(Extracts from a graphics dataset)
* * * * * * * * *

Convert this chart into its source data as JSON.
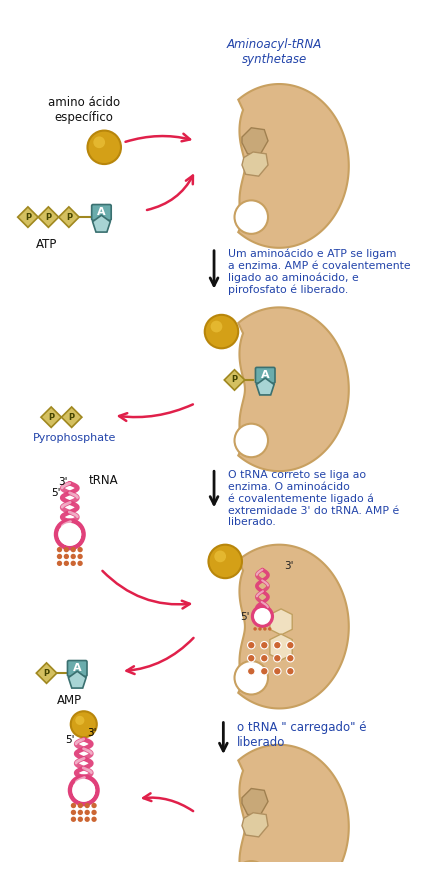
{
  "bg_color": "#ffffff",
  "enzyme_color": "#deb887",
  "enzyme_edge": "#c8a060",
  "amino_color": "#d4a017",
  "amino_edge": "#b8860b",
  "atp_diamond_color": "#d4c060",
  "atp_diamond_edge": "#a08820",
  "atp_text_color": "#333300",
  "nucleoside_color": "#6aacac",
  "nucleoside_edge": "#3a7070",
  "tRNA_helix_color": "#e0407a",
  "tRNA_dot_color": "#cc6633",
  "arrow_color": "#e0204a",
  "black_arrow_color": "#111111",
  "text_color": "#2244aa",
  "label_color": "#111111",
  "step1_text": "Um aminoácido e ATP se ligam\na enzima. AMP é covalentemente\nligado ao aminoácido, e\npirofosfato é liberado.",
  "step2_text": "O tRNA correto se liga ao\nenzima. O aminoácido\né covalentemente ligado á\nextremidade 3' do tRNA. AMP é\nliberado.",
  "step3_text": "o tRNA \" carregado\" é\nliberado",
  "label_aa": "amino ácido\nespecífico",
  "label_enzyme": "Aminoacyl-tRNA\nsynthetase",
  "label_atp": "ATP",
  "label_pp": "Pyrophosphate",
  "label_amp": "AMP",
  "label_trna": "tRNA"
}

* * * * * * * * *

▶ [Problem statement]:
Find out how many lines in the data above hold the word "covalentemente". Write only the number.

▶ [Task result]:
2